### Exercise prompt
Search the listing below for the string "various" and copy every line where it occurs.

### Information given
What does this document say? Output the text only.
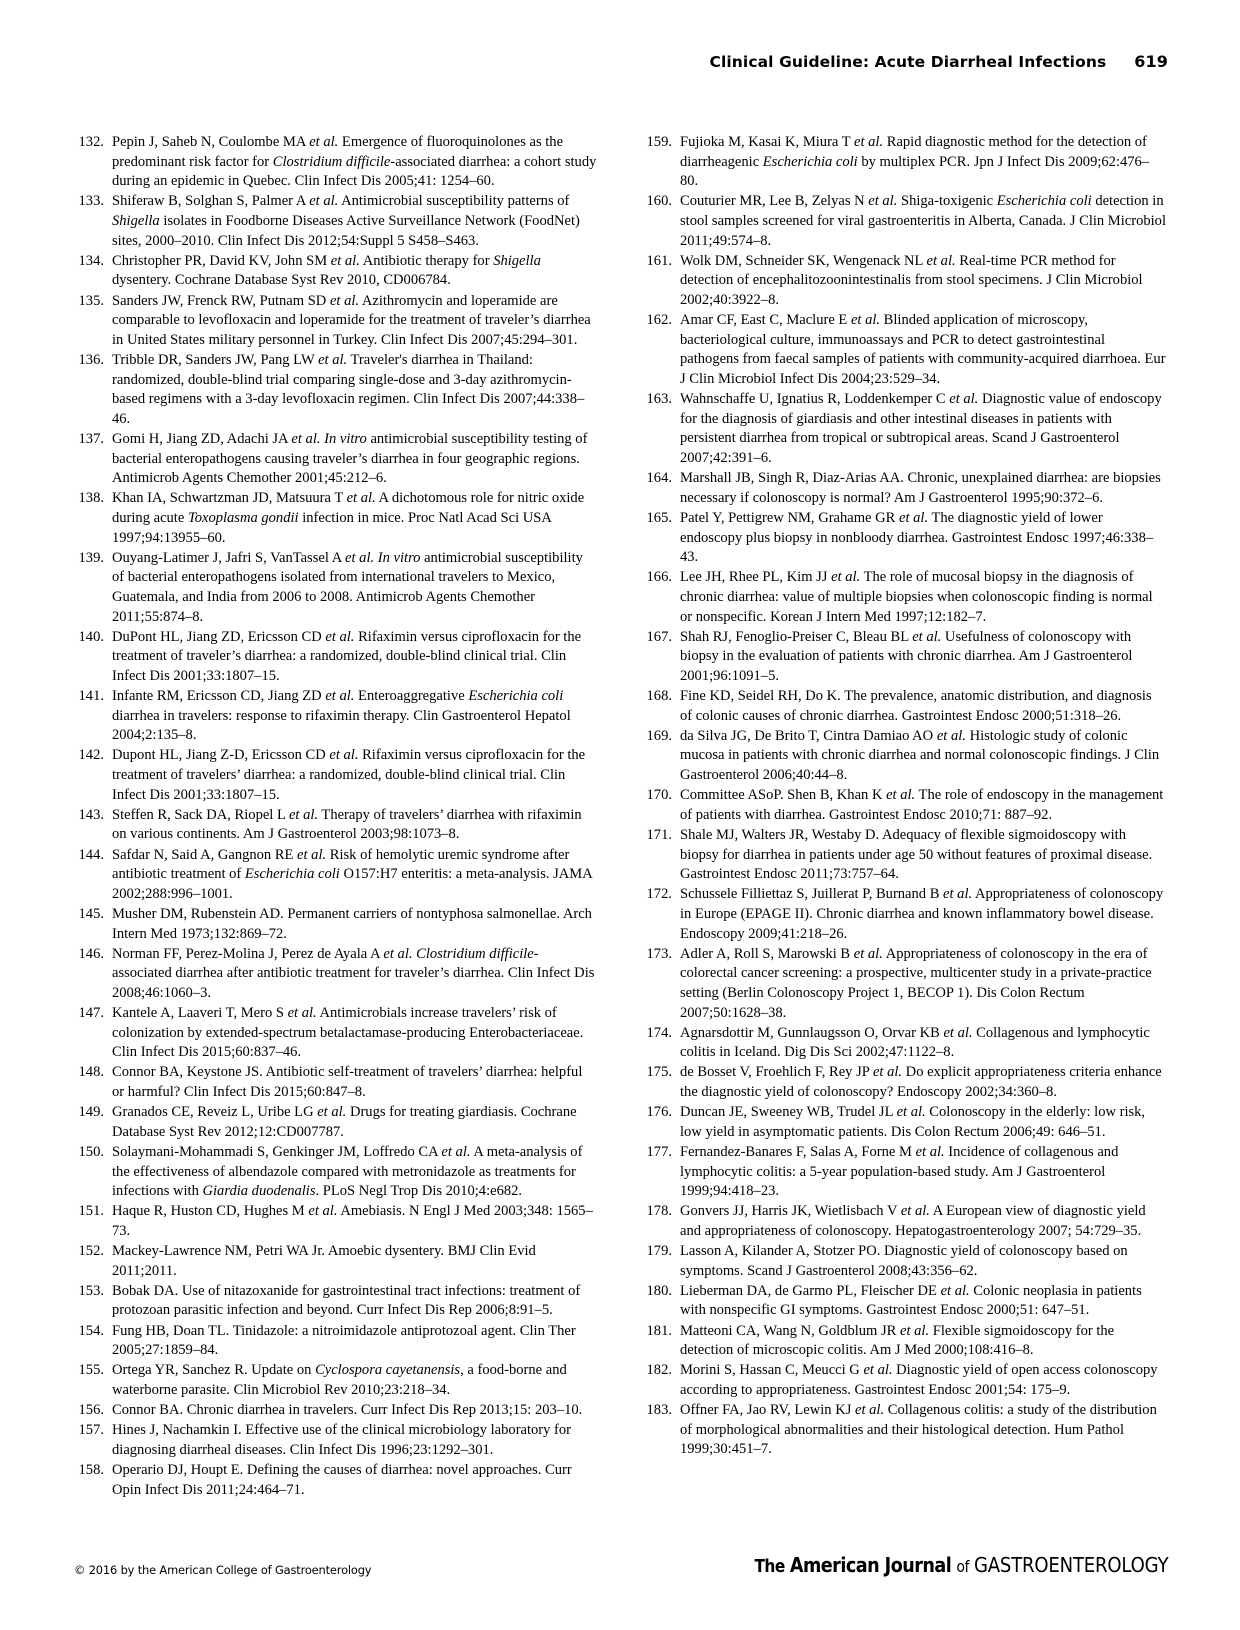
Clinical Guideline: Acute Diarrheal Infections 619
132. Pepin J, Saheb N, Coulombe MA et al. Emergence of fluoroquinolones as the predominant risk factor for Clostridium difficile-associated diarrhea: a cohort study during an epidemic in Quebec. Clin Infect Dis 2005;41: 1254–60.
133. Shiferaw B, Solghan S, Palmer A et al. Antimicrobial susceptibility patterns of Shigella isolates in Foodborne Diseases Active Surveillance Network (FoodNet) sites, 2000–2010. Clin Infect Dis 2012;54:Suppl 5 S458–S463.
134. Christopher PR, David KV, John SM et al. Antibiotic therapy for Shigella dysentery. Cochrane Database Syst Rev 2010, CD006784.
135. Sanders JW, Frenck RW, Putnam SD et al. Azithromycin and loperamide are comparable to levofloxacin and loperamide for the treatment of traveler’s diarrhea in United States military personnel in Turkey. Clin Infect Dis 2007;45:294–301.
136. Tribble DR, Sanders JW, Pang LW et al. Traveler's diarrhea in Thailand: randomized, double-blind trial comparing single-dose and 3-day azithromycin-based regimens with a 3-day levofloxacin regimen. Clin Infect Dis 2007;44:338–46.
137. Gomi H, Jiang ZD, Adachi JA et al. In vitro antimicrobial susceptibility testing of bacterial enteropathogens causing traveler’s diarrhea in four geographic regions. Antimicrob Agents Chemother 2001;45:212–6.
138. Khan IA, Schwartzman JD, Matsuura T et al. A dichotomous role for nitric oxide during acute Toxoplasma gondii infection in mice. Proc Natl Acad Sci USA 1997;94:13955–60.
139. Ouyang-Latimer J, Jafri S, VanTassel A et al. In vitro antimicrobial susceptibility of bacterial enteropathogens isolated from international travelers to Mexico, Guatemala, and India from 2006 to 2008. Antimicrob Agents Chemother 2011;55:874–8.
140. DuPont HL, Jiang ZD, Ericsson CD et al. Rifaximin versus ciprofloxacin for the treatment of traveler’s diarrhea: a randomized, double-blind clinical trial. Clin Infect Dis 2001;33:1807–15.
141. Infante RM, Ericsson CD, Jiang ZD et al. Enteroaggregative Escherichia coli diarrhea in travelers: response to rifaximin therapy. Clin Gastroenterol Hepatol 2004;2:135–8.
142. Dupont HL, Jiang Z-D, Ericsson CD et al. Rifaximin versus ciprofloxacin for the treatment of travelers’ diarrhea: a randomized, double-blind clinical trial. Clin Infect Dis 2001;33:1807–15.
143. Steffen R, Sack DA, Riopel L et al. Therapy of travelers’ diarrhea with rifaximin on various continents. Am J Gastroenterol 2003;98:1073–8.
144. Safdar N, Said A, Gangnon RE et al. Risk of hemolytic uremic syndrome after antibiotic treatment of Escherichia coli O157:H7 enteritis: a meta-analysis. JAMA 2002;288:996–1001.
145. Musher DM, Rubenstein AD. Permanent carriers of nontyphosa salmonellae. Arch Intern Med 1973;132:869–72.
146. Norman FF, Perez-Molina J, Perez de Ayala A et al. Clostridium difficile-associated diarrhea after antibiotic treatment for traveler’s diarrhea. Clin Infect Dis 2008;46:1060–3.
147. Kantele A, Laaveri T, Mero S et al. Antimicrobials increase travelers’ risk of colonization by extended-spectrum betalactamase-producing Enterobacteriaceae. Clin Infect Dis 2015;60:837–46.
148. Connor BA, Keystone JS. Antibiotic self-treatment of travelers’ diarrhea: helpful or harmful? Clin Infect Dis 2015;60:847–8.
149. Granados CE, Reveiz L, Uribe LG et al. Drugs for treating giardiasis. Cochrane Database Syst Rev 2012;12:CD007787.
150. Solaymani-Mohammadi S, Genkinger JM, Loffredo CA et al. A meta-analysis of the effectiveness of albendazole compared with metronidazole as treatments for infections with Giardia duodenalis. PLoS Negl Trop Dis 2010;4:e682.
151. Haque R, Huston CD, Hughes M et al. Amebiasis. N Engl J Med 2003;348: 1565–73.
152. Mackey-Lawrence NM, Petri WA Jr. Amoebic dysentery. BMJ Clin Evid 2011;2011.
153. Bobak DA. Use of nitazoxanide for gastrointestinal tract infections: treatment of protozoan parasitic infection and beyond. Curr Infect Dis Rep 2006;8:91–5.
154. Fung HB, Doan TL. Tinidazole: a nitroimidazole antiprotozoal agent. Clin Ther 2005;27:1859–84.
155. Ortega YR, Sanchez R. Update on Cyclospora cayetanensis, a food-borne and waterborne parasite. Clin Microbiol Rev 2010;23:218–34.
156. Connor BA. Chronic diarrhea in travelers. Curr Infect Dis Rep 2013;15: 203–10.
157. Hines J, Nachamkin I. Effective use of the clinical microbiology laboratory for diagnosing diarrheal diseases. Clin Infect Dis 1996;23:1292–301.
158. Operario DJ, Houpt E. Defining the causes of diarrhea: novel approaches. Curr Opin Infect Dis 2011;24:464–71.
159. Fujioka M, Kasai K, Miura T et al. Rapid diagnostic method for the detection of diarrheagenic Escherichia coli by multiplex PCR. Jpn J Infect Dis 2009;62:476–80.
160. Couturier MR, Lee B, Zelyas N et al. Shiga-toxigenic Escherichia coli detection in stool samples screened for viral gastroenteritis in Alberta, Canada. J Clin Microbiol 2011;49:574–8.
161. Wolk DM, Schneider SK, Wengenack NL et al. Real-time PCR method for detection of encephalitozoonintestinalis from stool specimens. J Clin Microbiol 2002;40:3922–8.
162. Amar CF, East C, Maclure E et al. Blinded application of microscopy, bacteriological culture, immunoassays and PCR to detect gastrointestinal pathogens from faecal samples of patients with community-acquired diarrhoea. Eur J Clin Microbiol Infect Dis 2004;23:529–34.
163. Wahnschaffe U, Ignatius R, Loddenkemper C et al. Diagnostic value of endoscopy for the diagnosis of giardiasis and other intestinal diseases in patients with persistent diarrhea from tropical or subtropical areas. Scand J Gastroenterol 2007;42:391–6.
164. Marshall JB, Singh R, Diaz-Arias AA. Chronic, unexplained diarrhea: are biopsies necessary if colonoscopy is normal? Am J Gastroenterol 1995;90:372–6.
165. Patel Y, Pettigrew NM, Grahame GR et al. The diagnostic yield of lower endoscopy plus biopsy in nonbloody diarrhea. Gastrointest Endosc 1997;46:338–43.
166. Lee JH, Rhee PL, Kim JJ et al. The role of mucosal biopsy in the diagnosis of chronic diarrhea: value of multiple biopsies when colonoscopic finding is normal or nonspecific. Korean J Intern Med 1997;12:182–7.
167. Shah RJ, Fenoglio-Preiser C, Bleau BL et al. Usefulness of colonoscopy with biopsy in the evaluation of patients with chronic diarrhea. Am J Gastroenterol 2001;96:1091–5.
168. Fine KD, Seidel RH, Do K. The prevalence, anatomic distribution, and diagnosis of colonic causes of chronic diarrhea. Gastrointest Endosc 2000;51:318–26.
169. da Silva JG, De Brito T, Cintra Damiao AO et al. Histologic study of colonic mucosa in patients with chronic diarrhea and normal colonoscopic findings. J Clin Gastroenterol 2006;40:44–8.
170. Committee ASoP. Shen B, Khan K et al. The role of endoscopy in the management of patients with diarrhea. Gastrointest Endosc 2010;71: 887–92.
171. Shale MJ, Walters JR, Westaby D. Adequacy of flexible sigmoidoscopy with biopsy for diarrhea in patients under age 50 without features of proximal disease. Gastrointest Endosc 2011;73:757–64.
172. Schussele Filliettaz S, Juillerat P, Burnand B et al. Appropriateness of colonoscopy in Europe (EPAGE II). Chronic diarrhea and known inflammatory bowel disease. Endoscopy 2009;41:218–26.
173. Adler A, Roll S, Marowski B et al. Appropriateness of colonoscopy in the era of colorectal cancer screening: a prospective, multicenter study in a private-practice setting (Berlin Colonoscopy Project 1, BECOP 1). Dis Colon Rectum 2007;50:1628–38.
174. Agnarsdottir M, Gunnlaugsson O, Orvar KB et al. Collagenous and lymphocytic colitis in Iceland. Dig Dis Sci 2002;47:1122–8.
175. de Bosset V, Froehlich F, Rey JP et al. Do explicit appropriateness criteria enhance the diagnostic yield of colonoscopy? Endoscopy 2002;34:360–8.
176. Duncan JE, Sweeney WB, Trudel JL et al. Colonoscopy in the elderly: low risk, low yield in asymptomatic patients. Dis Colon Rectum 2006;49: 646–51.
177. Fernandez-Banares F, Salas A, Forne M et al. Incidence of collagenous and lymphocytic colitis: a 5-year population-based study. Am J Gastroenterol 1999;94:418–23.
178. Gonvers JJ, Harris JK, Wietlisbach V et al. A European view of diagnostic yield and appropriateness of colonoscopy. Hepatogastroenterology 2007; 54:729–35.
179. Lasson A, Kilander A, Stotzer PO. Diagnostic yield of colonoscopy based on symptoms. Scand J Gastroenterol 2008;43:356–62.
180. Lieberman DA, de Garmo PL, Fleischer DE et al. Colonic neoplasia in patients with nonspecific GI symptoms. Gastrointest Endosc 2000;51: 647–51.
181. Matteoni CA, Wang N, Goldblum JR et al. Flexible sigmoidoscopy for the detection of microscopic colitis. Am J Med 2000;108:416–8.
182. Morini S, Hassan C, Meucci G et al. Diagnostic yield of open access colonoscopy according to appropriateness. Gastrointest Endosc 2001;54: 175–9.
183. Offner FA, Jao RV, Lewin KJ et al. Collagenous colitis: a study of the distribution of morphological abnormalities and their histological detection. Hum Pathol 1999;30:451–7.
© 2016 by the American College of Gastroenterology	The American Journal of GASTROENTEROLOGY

--

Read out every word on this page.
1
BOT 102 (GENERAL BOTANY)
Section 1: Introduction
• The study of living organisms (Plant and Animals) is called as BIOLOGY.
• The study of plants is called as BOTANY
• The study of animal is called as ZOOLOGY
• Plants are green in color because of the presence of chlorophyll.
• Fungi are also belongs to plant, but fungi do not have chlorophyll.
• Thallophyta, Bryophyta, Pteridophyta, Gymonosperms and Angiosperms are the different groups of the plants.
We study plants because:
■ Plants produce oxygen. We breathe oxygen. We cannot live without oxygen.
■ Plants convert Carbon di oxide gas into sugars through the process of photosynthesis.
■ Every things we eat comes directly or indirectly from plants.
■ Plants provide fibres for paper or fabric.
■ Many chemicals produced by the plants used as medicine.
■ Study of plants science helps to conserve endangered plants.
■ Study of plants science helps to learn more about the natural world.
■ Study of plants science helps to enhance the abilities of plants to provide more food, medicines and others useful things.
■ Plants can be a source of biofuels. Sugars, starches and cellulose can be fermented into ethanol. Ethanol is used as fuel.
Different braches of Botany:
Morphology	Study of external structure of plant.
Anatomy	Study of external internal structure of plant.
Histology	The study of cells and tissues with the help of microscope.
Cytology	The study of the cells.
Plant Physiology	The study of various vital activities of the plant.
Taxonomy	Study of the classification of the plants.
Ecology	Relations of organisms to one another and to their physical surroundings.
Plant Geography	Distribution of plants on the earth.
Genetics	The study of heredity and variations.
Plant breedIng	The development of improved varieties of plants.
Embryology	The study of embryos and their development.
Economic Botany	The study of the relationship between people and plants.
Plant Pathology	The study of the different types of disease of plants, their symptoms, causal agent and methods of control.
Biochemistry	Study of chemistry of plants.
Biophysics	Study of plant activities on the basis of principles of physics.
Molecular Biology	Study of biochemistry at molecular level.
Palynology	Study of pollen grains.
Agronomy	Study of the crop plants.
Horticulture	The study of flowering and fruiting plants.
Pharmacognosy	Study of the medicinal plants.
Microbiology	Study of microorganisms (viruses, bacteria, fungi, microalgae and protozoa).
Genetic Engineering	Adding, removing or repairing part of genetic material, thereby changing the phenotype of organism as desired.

### Response area
143. Steffen R, Sack DA, Riopel L et al. Therapy of travelers’ diarrhea with rifaximin on various continents. Am J Gastroenterol 2003;98:1073–8.
Plant Physiology	The study of various vital activities of the plant.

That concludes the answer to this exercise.